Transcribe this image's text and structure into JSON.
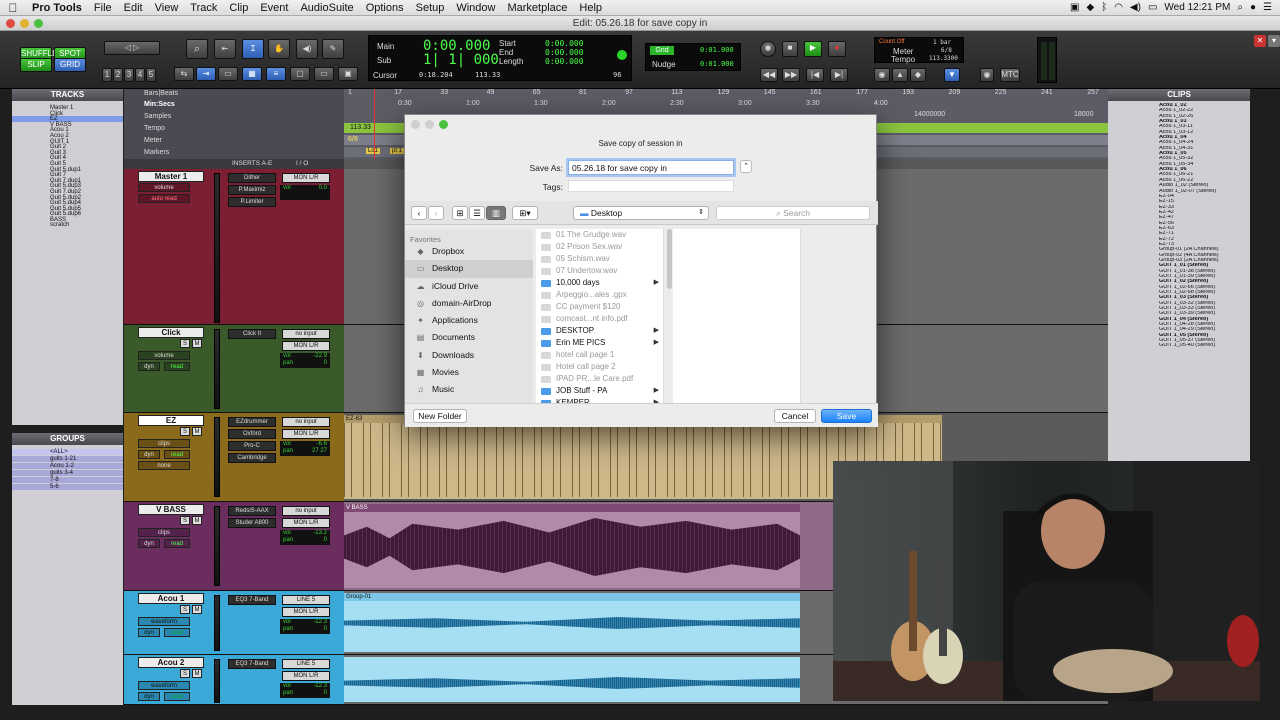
{
  "menubar": {
    "app": "Pro Tools",
    "items": [
      "File",
      "Edit",
      "View",
      "Track",
      "Clip",
      "Event",
      "AudioSuite",
      "Options",
      "Setup",
      "Window",
      "Marketplace",
      "Help"
    ],
    "clock": "Wed 12:21 PM"
  },
  "window": {
    "title": "Edit: 05.26.18 for save copy in"
  },
  "toolbar": {
    "shuffle": "SHUFFLE",
    "spot": "SPOT",
    "slip": "SLIP",
    "grid": "GRID",
    "zoom_presets": [
      "1",
      "2",
      "3",
      "4",
      "5"
    ],
    "counter": {
      "main_label": "Main",
      "main_value": "0:00.000",
      "sub_label": "Sub",
      "sub_value": "1| 1| 000",
      "start_label": "Start",
      "start_value": "0:00.000",
      "end_label": "End",
      "end_value": "0:00.000",
      "length_label": "Length",
      "length_value": "0:00.000",
      "cursor_label": "Cursor",
      "cursor_value": "0:18.204",
      "cursor_tempo": "113.33",
      "cursor_bar": "96"
    },
    "grid_label": "Grid",
    "grid_value": "0:01.000",
    "nudge_label": "Nudge",
    "nudge_value": "0:01.000",
    "count_off": "Count Off",
    "count_off_value": "1 bar",
    "meter_label": "Meter",
    "meter_value": "6/8",
    "tempo_label": "Tempo",
    "tempo_value": "113.3300",
    "mtc": "MTC"
  },
  "tracks_panel": {
    "title": "TRACKS",
    "items": [
      "Master 1",
      "Click",
      "EZ",
      "V BASS",
      "Acou 1",
      "Acou 2",
      "GUIT 1",
      "Guit 2",
      "Guit 3",
      "Guit 4",
      "Guit 5",
      "Guit 5.dup1",
      "Guit 7",
      "Guit 7.dup1",
      "Guit 5.dup3",
      "Guit 7.dup2",
      "Guit 5.dup2",
      "Guit 5.dup4",
      "Guit 5.dup5",
      "Guit 5.dup6",
      "BASS",
      "scratch"
    ]
  },
  "groups_panel": {
    "title": "GROUPS",
    "items": [
      "<ALL>",
      "guits 1-21",
      "Acou 1-2",
      "guits 3-4",
      "7-8",
      "5-6"
    ]
  },
  "rulers": {
    "labels": [
      "Bars|Beats",
      "Min:Secs",
      "Samples",
      "Tempo",
      "Meter",
      "Markers"
    ],
    "bars": [
      "1",
      "17",
      "33",
      "49",
      "65",
      "81",
      "97",
      "113",
      "129",
      "145",
      "161",
      "177",
      "193",
      "209",
      "225",
      "241",
      "257"
    ],
    "mins": [
      "0:30",
      "1:00",
      "1:30",
      "2:00",
      "2:30",
      "3:00",
      "3:30",
      "4:00"
    ],
    "samples": [
      "14000000",
      "18000"
    ],
    "tempo_value": "113.33",
    "meter_value": "6/8",
    "marker_labels": [
      "Lo1",
      "pt 1"
    ]
  },
  "edit_window": {
    "inserts_header": "INSERTS A-E",
    "io_header": "I / O",
    "tracks": [
      {
        "name": "Master 1",
        "view": "volume",
        "automation": "auto read",
        "inserts": [
          "Dither",
          "P.Maximiz",
          "P.Limiter"
        ],
        "io_out": "MON L/R",
        "vol_label": "vol",
        "vol_value": "0.0"
      },
      {
        "name": "Click",
        "view": "volume",
        "automation": "read",
        "mode": "dyn",
        "inserts": [
          "Click II"
        ],
        "io_in": "no input",
        "io_out": "MON L/R",
        "vol_label": "vol",
        "vol_value": "-22.9",
        "pan_label": "pan",
        "pan_value": "0"
      },
      {
        "name": "EZ",
        "view": "clips",
        "automation": "read",
        "mode": "dyn",
        "extra": "none",
        "inserts": [
          "EZdrummer",
          "Oxford",
          "Pro-C",
          "Cambridge"
        ],
        "io_in": "no input",
        "io_out": "MON L/R",
        "vol_label": "vol",
        "vol_value": "-6.6",
        "pan_label": "pan",
        "pan_value": "27 27",
        "clip": "EZ-63"
      },
      {
        "name": "V BASS",
        "view": "clips",
        "automation": "read",
        "mode": "dyn",
        "inserts": [
          "RedsiS-AAX",
          "Studer A800"
        ],
        "io_in": "no input",
        "io_out": "MON L/R",
        "vol_label": "vol",
        "vol_value": "-13.2",
        "pan_label": "pan",
        "pan_value": "0",
        "clip": "V BASS"
      },
      {
        "name": "Acou 1",
        "view": "waveform",
        "automation": "read",
        "mode": "dyn",
        "inserts": [
          "EQ3 7-Band"
        ],
        "io_in": "LINE 5",
        "io_out": "MON L/R",
        "vol_label": "vol",
        "vol_value": "-12.3",
        "pan_label": "pan",
        "pan_value": "0",
        "clip": "Group-01"
      },
      {
        "name": "Acou 2",
        "view": "waveform",
        "automation": "read",
        "mode": "dyn",
        "inserts": [
          "EQ3 7-Band"
        ],
        "io_in": "LINE 5",
        "io_out": "MON L/R",
        "vol_label": "vol",
        "vol_value": "-12.3",
        "pan_label": "pan",
        "pan_value": "0"
      }
    ],
    "track_buttons": {
      "solo": "S",
      "mute": "M"
    }
  },
  "clips_panel": {
    "title": "CLIPS",
    "items": [
      "Acou 1_02",
      "Acou 1_02-22",
      "Acou 1_02-26",
      "Acou 1_03",
      "Acou 1_03-11",
      "Acou 1_03-12",
      "Acou 1_04",
      "Acou 1_04-24",
      "Acou 1_04-31",
      "Acou 1_05",
      "Acou 1_05-32",
      "Acou 1_05-34",
      "Acou 1_06",
      "Acou 1_06-21",
      "Acou 1_06-22",
      "Audio 1_02 (Stereo)",
      "Audio 1_02-07 (Stereo)",
      "EZ-04",
      "EZ-15",
      "EZ-33",
      "EZ-42",
      "EZ-47",
      "EZ-56",
      "EZ-63",
      "EZ-71",
      "EZ-72",
      "EZ-73",
      "Group-01 (2A Channels)",
      "Group-02 (4A Channels)",
      "Group-03 (2A Channels)",
      "GUIT 1_01 (Stereo)",
      "GUIT 1_01-38 (Stereo)",
      "GUIT 1_01-39 (Stereo)",
      "GUIT 1_02 (Stereo)",
      "GUIT 1_02-66 (Stereo)",
      "GUIT 1_02-68 (Stereo)",
      "GUIT 1_03 (Stereo)",
      "GUIT 1_03-32 (Stereo)",
      "GUIT 1_03-33 (Stereo)",
      "GUIT 1_03-39 (Stereo)",
      "GUIT 1_04 (Stereo)",
      "GUIT 1_04-28 (Stereo)",
      "GUIT 1_04-29 (Stereo)",
      "GUIT 1_05 (Stereo)",
      "GUIT 1_05-37 (Stereo)",
      "GUIT 1_05-40 (Stereo)"
    ]
  },
  "dialog": {
    "title": "Save copy of session in",
    "save_as_label": "Save As:",
    "save_as_value": "05.26.18 for save copy in",
    "tags_label": "Tags:",
    "location": "Desktop",
    "search_placeholder": "Search",
    "favorites_header": "Favorites",
    "favorites": [
      {
        "label": "Dropbox",
        "icon": "dropbox-icon",
        "glyph": "◆"
      },
      {
        "label": "Desktop",
        "icon": "desktop-folder-icon",
        "glyph": "▭"
      },
      {
        "label": "iCloud Drive",
        "icon": "cloud-icon",
        "glyph": "☁"
      },
      {
        "label": "domain-AirDrop",
        "icon": "airdrop-icon",
        "glyph": "◎"
      },
      {
        "label": "Applications",
        "icon": "applications-icon",
        "glyph": "✦"
      },
      {
        "label": "Documents",
        "icon": "documents-icon",
        "glyph": "▤"
      },
      {
        "label": "Downloads",
        "icon": "downloads-icon",
        "glyph": "⬇"
      },
      {
        "label": "Movies",
        "icon": "movies-icon",
        "glyph": "▦"
      },
      {
        "label": "Music",
        "icon": "music-icon",
        "glyph": "♫"
      }
    ],
    "files": [
      {
        "name": "01 The Grudge.wav",
        "enabled": false,
        "folder": false
      },
      {
        "name": "02 Prison Sex.wav",
        "enabled": false,
        "folder": false
      },
      {
        "name": "05 Schism.wav",
        "enabled": false,
        "folder": false
      },
      {
        "name": "07 Undertow.wav",
        "enabled": false,
        "folder": false
      },
      {
        "name": "10,000 days",
        "enabled": true,
        "folder": true
      },
      {
        "name": "Arpeggio...ales .gpx",
        "enabled": false,
        "folder": false
      },
      {
        "name": "CC payment $120",
        "enabled": false,
        "folder": false
      },
      {
        "name": "comcast...nt info.pdf",
        "enabled": false,
        "folder": false
      },
      {
        "name": "DESKTOP",
        "enabled": true,
        "folder": true
      },
      {
        "name": "Erin ME PICS",
        "enabled": true,
        "folder": true
      },
      {
        "name": "hotel call page 1",
        "enabled": false,
        "folder": false
      },
      {
        "name": "Hotel call page 2",
        "enabled": false,
        "folder": false
      },
      {
        "name": "IPAD PR...le Care.pdf",
        "enabled": false,
        "folder": false
      },
      {
        "name": "JOB Stuff - PA",
        "enabled": true,
        "folder": true
      },
      {
        "name": "KEMPER",
        "enabled": true,
        "folder": true
      }
    ],
    "new_folder": "New Folder",
    "cancel": "Cancel",
    "save": "Save"
  },
  "colors": {
    "accent": "#1a82fb",
    "master_track": "#7c1f33",
    "click_track": "#3a5a2a",
    "ez_track": "#8b6a1c",
    "vbass_track": "#6b2d5d",
    "acou_track": "#3aa9d8"
  }
}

======

■ Requirements ■
Copy every single line of the material above that holds "icon".

■ Solution for this problem ■
        "icon": "dropbox-icon",
        "icon": "desktop-folder-icon",
        "icon": "cloud-icon",
        "icon": "airdrop-icon",
        "icon": "applications-icon",
        "icon": "documents-icon",
        "icon": "downloads-icon",
        "icon": "movies-icon",
        "icon": "music-icon",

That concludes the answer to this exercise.